(Entries from a dataset)
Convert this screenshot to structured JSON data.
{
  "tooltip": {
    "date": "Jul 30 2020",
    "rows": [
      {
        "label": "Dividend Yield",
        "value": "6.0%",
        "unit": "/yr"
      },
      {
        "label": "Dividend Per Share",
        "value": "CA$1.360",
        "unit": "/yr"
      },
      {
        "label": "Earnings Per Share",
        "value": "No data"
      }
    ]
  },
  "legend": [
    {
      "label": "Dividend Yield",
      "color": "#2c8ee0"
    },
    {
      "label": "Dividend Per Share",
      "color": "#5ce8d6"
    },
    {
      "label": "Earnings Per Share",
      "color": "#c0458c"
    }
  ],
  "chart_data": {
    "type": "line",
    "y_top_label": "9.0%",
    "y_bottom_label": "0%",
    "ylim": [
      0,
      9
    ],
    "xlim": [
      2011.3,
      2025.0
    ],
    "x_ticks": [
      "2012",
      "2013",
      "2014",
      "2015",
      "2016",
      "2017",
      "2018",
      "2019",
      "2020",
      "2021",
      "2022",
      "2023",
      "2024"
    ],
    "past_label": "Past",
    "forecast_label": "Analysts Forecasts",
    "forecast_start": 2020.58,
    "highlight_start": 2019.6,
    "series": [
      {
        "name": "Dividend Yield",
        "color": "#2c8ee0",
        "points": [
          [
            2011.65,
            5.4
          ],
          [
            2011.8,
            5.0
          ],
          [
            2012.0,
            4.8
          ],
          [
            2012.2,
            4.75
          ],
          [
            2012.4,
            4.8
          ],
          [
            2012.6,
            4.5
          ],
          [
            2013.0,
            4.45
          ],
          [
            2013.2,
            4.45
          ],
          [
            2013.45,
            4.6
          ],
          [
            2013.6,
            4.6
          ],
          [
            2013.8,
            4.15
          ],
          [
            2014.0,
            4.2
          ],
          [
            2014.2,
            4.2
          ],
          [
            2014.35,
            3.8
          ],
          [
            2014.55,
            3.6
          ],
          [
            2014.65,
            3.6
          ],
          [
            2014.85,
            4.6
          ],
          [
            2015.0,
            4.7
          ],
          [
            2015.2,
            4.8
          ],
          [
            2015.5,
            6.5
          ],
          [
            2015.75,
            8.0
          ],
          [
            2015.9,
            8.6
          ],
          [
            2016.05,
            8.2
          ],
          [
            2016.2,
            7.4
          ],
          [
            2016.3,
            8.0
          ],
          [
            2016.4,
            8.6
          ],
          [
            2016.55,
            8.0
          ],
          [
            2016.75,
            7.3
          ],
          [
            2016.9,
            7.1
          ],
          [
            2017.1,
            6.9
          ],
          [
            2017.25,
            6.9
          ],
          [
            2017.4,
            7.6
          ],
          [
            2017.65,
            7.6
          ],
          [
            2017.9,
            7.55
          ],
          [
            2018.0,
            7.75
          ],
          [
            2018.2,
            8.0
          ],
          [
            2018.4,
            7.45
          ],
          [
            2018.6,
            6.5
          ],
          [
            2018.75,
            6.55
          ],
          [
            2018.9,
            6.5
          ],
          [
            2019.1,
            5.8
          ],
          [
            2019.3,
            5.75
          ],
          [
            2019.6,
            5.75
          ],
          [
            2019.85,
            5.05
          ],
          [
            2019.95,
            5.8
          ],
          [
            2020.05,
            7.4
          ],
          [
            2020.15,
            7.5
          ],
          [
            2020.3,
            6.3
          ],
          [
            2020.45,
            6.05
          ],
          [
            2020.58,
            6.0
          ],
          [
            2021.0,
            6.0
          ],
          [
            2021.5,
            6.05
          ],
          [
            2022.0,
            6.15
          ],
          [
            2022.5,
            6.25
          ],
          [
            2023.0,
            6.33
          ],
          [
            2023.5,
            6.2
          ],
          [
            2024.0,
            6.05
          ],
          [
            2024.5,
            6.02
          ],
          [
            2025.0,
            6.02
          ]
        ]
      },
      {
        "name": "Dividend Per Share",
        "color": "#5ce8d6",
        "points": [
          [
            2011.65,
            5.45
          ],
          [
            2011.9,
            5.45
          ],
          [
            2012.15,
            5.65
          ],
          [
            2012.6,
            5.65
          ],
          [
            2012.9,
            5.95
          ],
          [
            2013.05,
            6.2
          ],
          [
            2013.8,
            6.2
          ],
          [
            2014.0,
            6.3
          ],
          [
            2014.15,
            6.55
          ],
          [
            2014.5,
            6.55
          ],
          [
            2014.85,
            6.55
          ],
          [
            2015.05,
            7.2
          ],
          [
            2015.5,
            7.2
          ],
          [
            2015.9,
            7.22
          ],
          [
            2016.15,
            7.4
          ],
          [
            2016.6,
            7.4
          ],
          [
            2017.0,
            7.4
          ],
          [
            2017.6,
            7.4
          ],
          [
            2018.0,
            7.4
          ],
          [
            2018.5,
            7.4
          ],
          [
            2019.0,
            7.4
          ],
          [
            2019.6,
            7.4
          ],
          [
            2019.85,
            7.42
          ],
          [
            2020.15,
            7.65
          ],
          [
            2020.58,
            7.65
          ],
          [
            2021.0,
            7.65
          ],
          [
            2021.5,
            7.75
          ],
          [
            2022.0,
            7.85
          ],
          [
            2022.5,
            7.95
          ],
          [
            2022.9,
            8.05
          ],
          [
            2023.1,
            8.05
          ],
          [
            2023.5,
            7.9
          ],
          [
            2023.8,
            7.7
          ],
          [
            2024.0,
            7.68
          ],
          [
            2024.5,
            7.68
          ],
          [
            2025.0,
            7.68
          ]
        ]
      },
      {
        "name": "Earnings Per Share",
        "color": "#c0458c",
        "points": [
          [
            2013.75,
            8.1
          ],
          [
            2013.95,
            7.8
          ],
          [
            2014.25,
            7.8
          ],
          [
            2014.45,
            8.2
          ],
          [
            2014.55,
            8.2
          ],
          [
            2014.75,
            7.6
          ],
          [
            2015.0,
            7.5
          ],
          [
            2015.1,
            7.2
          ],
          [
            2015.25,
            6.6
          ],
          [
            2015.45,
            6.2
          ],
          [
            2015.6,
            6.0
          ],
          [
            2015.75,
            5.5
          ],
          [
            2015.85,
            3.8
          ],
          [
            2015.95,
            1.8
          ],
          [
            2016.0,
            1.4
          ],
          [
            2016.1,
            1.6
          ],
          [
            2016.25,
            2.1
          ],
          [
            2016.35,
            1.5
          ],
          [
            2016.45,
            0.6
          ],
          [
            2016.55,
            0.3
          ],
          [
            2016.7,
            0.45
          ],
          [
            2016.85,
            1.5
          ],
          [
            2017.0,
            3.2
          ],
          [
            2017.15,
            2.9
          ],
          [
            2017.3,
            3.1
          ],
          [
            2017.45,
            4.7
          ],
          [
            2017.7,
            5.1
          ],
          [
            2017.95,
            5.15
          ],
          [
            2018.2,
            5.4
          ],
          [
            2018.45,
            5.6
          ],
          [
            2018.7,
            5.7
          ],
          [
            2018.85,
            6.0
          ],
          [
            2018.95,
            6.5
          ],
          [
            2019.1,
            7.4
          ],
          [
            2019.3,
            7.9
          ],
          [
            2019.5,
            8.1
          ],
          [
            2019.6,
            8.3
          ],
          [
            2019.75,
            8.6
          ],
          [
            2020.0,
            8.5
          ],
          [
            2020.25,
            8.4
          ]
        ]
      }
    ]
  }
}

# Goal
Copy out the whole listing exactly; please set it all down.

# Expected output
Convert this screenshot to structured JSON data.
{
  "tooltip": {
    "date": "Jul 30 2020",
    "rows": [
      {
        "label": "Dividend Yield",
        "value": "6.0%",
        "unit": "/yr"
      },
      {
        "label": "Dividend Per Share",
        "value": "CA$1.360",
        "unit": "/yr"
      },
      {
        "label": "Earnings Per Share",
        "value": "No data"
      }
    ]
  },
  "legend": [
    {
      "label": "Dividend Yield",
      "color": "#2c8ee0"
    },
    {
      "label": "Dividend Per Share",
      "color": "#5ce8d6"
    },
    {
      "label": "Earnings Per Share",
      "color": "#c0458c"
    }
  ],
  "chart_data": {
    "type": "line",
    "y_top_label": "9.0%",
    "y_bottom_label": "0%",
    "ylim": [
      0,
      9
    ],
    "xlim": [
      2011.3,
      2025.0
    ],
    "x_ticks": [
      "2012",
      "2013",
      "2014",
      "2015",
      "2016",
      "2017",
      "2018",
      "2019",
      "2020",
      "2021",
      "2022",
      "2023",
      "2024"
    ],
    "past_label": "Past",
    "forecast_label": "Analysts Forecasts",
    "forecast_start": 2020.58,
    "highlight_start": 2019.6,
    "series": [
      {
        "name": "Dividend Yield",
        "color": "#2c8ee0",
        "points": [
          [
            2011.65,
            5.4
          ],
          [
            2011.8,
            5.0
          ],
          [
            2012.0,
            4.8
          ],
          [
            2012.2,
            4.75
          ],
          [
            2012.4,
            4.8
          ],
          [
            2012.6,
            4.5
          ],
          [
            2013.0,
            4.45
          ],
          [
            2013.2,
            4.45
          ],
          [
            2013.45,
            4.6
          ],
          [
            2013.6,
            4.6
          ],
          [
            2013.8,
            4.15
          ],
          [
            2014.0,
            4.2
          ],
          [
            2014.2,
            4.2
          ],
          [
            2014.35,
            3.8
          ],
          [
            2014.55,
            3.6
          ],
          [
            2014.65,
            3.6
          ],
          [
            2014.85,
            4.6
          ],
          [
            2015.0,
            4.7
          ],
          [
            2015.2,
            4.8
          ],
          [
            2015.5,
            6.5
          ],
          [
            2015.75,
            8.0
          ],
          [
            2015.9,
            8.6
          ],
          [
            2016.05,
            8.2
          ],
          [
            2016.2,
            7.4
          ],
          [
            2016.3,
            8.0
          ],
          [
            2016.4,
            8.6
          ],
          [
            2016.55,
            8.0
          ],
          [
            2016.75,
            7.3
          ],
          [
            2016.9,
            7.1
          ],
          [
            2017.1,
            6.9
          ],
          [
            2017.25,
            6.9
          ],
          [
            2017.4,
            7.6
          ],
          [
            2017.65,
            7.6
          ],
          [
            2017.9,
            7.55
          ],
          [
            2018.0,
            7.75
          ],
          [
            2018.2,
            8.0
          ],
          [
            2018.4,
            7.45
          ],
          [
            2018.6,
            6.5
          ],
          [
            2018.75,
            6.55
          ],
          [
            2018.9,
            6.5
          ],
          [
            2019.1,
            5.8
          ],
          [
            2019.3,
            5.75
          ],
          [
            2019.6,
            5.75
          ],
          [
            2019.85,
            5.05
          ],
          [
            2019.95,
            5.8
          ],
          [
            2020.05,
            7.4
          ],
          [
            2020.15,
            7.5
          ],
          [
            2020.3,
            6.3
          ],
          [
            2020.45,
            6.05
          ],
          [
            2020.58,
            6.0
          ],
          [
            2021.0,
            6.0
          ],
          [
            2021.5,
            6.05
          ],
          [
            2022.0,
            6.15
          ],
          [
            2022.5,
            6.25
          ],
          [
            2023.0,
            6.33
          ],
          [
            2023.5,
            6.2
          ],
          [
            2024.0,
            6.05
          ],
          [
            2024.5,
            6.02
          ],
          [
            2025.0,
            6.02
          ]
        ]
      },
      {
        "name": "Dividend Per Share",
        "color": "#5ce8d6",
        "points": [
          [
            2011.65,
            5.45
          ],
          [
            2011.9,
            5.45
          ],
          [
            2012.15,
            5.65
          ],
          [
            2012.6,
            5.65
          ],
          [
            2012.9,
            5.95
          ],
          [
            2013.05,
            6.2
          ],
          [
            2013.8,
            6.2
          ],
          [
            2014.0,
            6.3
          ],
          [
            2014.15,
            6.55
          ],
          [
            2014.5,
            6.55
          ],
          [
            2014.85,
            6.55
          ],
          [
            2015.05,
            7.2
          ],
          [
            2015.5,
            7.2
          ],
          [
            2015.9,
            7.22
          ],
          [
            2016.15,
            7.4
          ],
          [
            2016.6,
            7.4
          ],
          [
            2017.0,
            7.4
          ],
          [
            2017.6,
            7.4
          ],
          [
            2018.0,
            7.4
          ],
          [
            2018.5,
            7.4
          ],
          [
            2019.0,
            7.4
          ],
          [
            2019.6,
            7.4
          ],
          [
            2019.85,
            7.42
          ],
          [
            2020.15,
            7.65
          ],
          [
            2020.58,
            7.65
          ],
          [
            2021.0,
            7.65
          ],
          [
            2021.5,
            7.75
          ],
          [
            2022.0,
            7.85
          ],
          [
            2022.5,
            7.95
          ],
          [
            2022.9,
            8.05
          ],
          [
            2023.1,
            8.05
          ],
          [
            2023.5,
            7.9
          ],
          [
            2023.8,
            7.7
          ],
          [
            2024.0,
            7.68
          ],
          [
            2024.5,
            7.68
          ],
          [
            2025.0,
            7.68
          ]
        ]
      },
      {
        "name": "Earnings Per Share",
        "color": "#c0458c",
        "points": [
          [
            2013.75,
            8.1
          ],
          [
            2013.95,
            7.8
          ],
          [
            2014.25,
            7.8
          ],
          [
            2014.45,
            8.2
          ],
          [
            2014.55,
            8.2
          ],
          [
            2014.75,
            7.6
          ],
          [
            2015.0,
            7.5
          ],
          [
            2015.1,
            7.2
          ],
          [
            2015.25,
            6.6
          ],
          [
            2015.45,
            6.2
          ],
          [
            2015.6,
            6.0
          ],
          [
            2015.75,
            5.5
          ],
          [
            2015.85,
            3.8
          ],
          [
            2015.95,
            1.8
          ],
          [
            2016.0,
            1.4
          ],
          [
            2016.1,
            1.6
          ],
          [
            2016.25,
            2.1
          ],
          [
            2016.35,
            1.5
          ],
          [
            2016.45,
            0.6
          ],
          [
            2016.55,
            0.3
          ],
          [
            2016.7,
            0.45
          ],
          [
            2016.85,
            1.5
          ],
          [
            2017.0,
            3.2
          ],
          [
            2017.15,
            2.9
          ],
          [
            2017.3,
            3.1
          ],
          [
            2017.45,
            4.7
          ],
          [
            2017.7,
            5.1
          ],
          [
            2017.95,
            5.15
          ],
          [
            2018.2,
            5.4
          ],
          [
            2018.45,
            5.6
          ],
          [
            2018.7,
            5.7
          ],
          [
            2018.85,
            6.0
          ],
          [
            2018.95,
            6.5
          ],
          [
            2019.1,
            7.4
          ],
          [
            2019.3,
            7.9
          ],
          [
            2019.5,
            8.1
          ],
          [
            2019.6,
            8.3
          ],
          [
            2019.75,
            8.6
          ],
          [
            2020.0,
            8.5
          ],
          [
            2020.25,
            8.4
          ]
        ]
      }
    ]
  }
}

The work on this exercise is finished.